**GOAL OF THE EXERCISE:** Write out each line beneath this one exactly as it reads.

**PROVIDED INFORMATION:**
● ● ● ● ● ● ●

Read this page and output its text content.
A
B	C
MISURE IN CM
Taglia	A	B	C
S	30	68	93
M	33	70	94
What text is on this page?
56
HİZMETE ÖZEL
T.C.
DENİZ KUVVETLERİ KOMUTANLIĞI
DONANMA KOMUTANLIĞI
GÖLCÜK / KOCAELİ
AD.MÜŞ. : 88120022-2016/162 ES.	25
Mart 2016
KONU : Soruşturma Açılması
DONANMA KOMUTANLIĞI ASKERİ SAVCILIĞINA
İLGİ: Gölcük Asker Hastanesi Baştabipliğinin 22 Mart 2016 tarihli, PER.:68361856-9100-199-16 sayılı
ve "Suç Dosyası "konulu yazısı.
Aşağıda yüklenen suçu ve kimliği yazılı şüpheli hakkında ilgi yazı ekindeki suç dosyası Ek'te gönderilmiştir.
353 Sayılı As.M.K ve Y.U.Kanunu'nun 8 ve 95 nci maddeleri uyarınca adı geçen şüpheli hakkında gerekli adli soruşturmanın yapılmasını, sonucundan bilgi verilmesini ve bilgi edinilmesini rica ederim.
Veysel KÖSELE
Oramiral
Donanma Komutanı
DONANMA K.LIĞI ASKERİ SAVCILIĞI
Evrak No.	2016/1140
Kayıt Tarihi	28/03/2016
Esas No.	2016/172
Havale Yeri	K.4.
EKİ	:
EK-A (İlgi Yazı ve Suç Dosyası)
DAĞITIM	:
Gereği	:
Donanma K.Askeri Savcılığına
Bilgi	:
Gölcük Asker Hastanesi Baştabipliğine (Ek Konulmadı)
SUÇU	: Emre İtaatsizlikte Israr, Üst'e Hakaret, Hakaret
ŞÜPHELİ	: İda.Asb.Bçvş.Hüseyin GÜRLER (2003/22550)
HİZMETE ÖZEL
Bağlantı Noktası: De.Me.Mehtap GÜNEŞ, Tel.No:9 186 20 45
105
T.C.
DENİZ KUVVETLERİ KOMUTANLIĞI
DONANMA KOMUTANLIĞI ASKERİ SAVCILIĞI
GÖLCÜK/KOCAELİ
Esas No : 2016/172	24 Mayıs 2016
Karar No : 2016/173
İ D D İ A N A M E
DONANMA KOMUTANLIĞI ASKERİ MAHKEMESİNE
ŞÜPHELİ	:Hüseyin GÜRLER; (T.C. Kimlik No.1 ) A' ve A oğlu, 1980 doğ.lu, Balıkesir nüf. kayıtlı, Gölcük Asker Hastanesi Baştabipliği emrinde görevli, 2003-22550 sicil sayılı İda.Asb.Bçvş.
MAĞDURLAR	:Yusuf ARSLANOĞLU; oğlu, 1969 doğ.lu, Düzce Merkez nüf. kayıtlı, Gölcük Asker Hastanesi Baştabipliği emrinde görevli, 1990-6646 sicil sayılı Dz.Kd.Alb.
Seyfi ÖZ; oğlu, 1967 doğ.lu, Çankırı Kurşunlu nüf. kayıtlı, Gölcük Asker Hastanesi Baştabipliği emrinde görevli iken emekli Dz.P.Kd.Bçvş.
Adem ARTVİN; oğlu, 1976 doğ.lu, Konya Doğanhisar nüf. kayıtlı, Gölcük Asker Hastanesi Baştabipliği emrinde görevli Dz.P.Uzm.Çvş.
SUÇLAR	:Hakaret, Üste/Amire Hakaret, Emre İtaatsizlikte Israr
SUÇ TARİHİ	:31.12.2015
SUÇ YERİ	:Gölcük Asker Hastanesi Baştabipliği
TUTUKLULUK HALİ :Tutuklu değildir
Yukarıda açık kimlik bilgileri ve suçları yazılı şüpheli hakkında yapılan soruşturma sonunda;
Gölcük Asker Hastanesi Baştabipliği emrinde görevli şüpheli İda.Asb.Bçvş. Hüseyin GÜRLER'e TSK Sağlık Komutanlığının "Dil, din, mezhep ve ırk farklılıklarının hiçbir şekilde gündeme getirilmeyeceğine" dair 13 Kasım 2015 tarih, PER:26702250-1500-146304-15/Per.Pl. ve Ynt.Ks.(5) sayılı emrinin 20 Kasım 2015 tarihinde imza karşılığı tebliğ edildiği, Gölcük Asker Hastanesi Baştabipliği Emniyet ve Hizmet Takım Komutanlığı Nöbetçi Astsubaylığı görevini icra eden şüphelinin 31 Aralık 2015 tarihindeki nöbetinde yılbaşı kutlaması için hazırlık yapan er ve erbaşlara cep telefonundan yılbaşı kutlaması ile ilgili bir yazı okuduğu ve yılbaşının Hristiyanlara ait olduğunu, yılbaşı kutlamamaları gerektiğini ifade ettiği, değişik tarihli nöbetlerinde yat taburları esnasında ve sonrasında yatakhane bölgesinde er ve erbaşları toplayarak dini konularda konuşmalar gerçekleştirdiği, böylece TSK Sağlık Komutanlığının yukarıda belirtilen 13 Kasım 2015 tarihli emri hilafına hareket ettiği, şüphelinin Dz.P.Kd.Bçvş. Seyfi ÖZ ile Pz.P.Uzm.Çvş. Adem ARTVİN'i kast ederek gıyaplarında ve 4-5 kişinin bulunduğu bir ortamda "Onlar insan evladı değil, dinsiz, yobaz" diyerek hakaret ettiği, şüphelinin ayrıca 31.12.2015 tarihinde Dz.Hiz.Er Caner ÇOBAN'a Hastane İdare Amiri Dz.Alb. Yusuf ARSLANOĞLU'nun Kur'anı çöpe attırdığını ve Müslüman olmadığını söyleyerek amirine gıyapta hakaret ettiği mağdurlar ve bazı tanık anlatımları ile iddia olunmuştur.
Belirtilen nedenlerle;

● ● ● ● ● ● ●

**TASK OUTPUT:**
Read this page and output its text content.
A
B	C
MISURE IN CM
Taglia	A	B	C
S	30	68	93
M	33	70	94
What text is on this page?
56
HİZMETE ÖZEL
T.C.
DENİZ KUVVETLERİ KOMUTANLIĞI
DONANMA KOMUTANLIĞI
GÖLCÜK / KOCAELİ
AD.MÜŞ. : 88120022-2016/162 ES.	25
Mart 2016
KONU : Soruşturma Açılması
DONANMA KOMUTANLIĞI ASKERİ SAVCILIĞINA
İLGİ: Gölcük Asker Hastanesi Baştabipliğinin 22 Mart 2016 tarihli, PER.:68361856-9100-199-16 sayılı
ve "Suç Dosyası "konulu yazısı.
Aşağıda yüklenen suçu ve kimliği yazılı şüpheli hakkında ilgi yazı ekindeki suç dosyası Ek'te gönderilmiştir.
353 Sayılı As.M.K ve Y.U.Kanunu'nun 8 ve 95 nci maddeleri uyarınca adı geçen şüpheli hakkında gerekli adli soruşturmanın yapılmasını, sonucundan bilgi verilmesini ve bilgi edinilmesini rica ederim.
Veysel KÖSELE
Oramiral
Donanma Komutanı
DONANMA K.LIĞI ASKERİ SAVCILIĞI
Evrak No.	2016/1140
Kayıt Tarihi	28/03/2016
Esas No.	2016/172
Havale Yeri	K.4.
EKİ	:
EK-A (İlgi Yazı ve Suç Dosyası)
DAĞITIM	:
Gereği	:
Donanma K.Askeri Savcılığına
Bilgi	:
Gölcük Asker Hastanesi Baştabipliğine (Ek Konulmadı)
SUÇU	: Emre İtaatsizlikte Israr, Üst'e Hakaret, Hakaret
ŞÜPHELİ	: İda.Asb.Bçvş.Hüseyin GÜRLER (2003/22550)
HİZMETE ÖZEL
Bağlantı Noktası: De.Me.Mehtap GÜNEŞ, Tel.No:9 186 20 45
105
T.C.
DENİZ KUVVETLERİ KOMUTANLIĞI
DONANMA KOMUTANLIĞI ASKERİ SAVCILIĞI
GÖLCÜK/KOCAELİ
Esas No : 2016/172	24 Mayıs 2016
Karar No : 2016/173
İ D D İ A N A M E
DONANMA KOMUTANLIĞI ASKERİ MAHKEMESİNE
ŞÜPHELİ	:Hüseyin GÜRLER; (T.C. Kimlik No.1 ) A' ve A oğlu, 1980 doğ.lu, Balıkesir nüf. kayıtlı, Gölcük Asker Hastanesi Baştabipliği emrinde görevli, 2003-22550 sicil sayılı İda.Asb.Bçvş.
MAĞDURLAR	:Yusuf ARSLANOĞLU; oğlu, 1969 doğ.lu, Düzce Merkez nüf. kayıtlı, Gölcük Asker Hastanesi Baştabipliği emrinde görevli, 1990-6646 sicil sayılı Dz.Kd.Alb.
Seyfi ÖZ; oğlu, 1967 doğ.lu, Çankırı Kurşunlu nüf. kayıtlı, Gölcük Asker Hastanesi Baştabipliği emrinde görevli iken emekli Dz.P.Kd.Bçvş.
Adem ARTVİN; oğlu, 1976 doğ.lu, Konya Doğanhisar nüf. kayıtlı, Gölcük Asker Hastanesi Baştabipliği emrinde görevli Dz.P.Uzm.Çvş.
SUÇLAR	:Hakaret, Üste/Amire Hakaret, Emre İtaatsizlikte Israr
SUÇ TARİHİ	:31.12.2015
SUÇ YERİ	:Gölcük Asker Hastanesi Baştabipliği
TUTUKLULUK HALİ :Tutuklu değildir
Yukarıda açık kimlik bilgileri ve suçları yazılı şüpheli hakkında yapılan soruşturma sonunda;
Gölcük Asker Hastanesi Baştabipliği emrinde görevli şüpheli İda.Asb.Bçvş. Hüseyin GÜRLER'e TSK Sağlık Komutanlığının "Dil, din, mezhep ve ırk farklılıklarının hiçbir şekilde gündeme getirilmeyeceğine" dair 13 Kasım 2015 tarih, PER:26702250-1500-146304-15/Per.Pl. ve Ynt.Ks.(5) sayılı emrinin 20 Kasım 2015 tarihinde imza karşılığı tebliğ edildiği, Gölcük Asker Hastanesi Baştabipliği Emniyet ve Hizmet Takım Komutanlığı Nöbetçi Astsubaylığı görevini icra eden şüphelinin 31 Aralık 2015 tarihindeki nöbetinde yılbaşı kutlaması için hazırlık yapan er ve erbaşlara cep telefonundan yılbaşı kutlaması ile ilgili bir yazı okuduğu ve yılbaşının Hristiyanlara ait olduğunu, yılbaşı kutlamamaları gerektiğini ifade ettiği, değişik tarihli nöbetlerinde yat taburları esnasında ve sonrasında yatakhane bölgesinde er ve erbaşları toplayarak dini konularda konuşmalar gerçekleştirdiği, böylece TSK Sağlık Komutanlığının yukarıda belirtilen 13 Kasım 2015 tarihli emri hilafına hareket ettiği, şüphelinin Dz.P.Kd.Bçvş. Seyfi ÖZ ile Pz.P.Uzm.Çvş. Adem ARTVİN'i kast ederek gıyaplarında ve 4-5 kişinin bulunduğu bir ortamda "Onlar insan evladı değil, dinsiz, yobaz" diyerek hakaret ettiği, şüphelinin ayrıca 31.12.2015 tarihinde Dz.Hiz.Er Caner ÇOBAN'a Hastane İdare Amiri Dz.Alb. Yusuf ARSLANOĞLU'nun Kur'anı çöpe attırdığını ve Müslüman olmadığını söyleyerek amirine gıyapta hakaret ettiği mağdurlar ve bazı tanık anlatımları ile iddia olunmuştur.
Belirtilen nedenlerle;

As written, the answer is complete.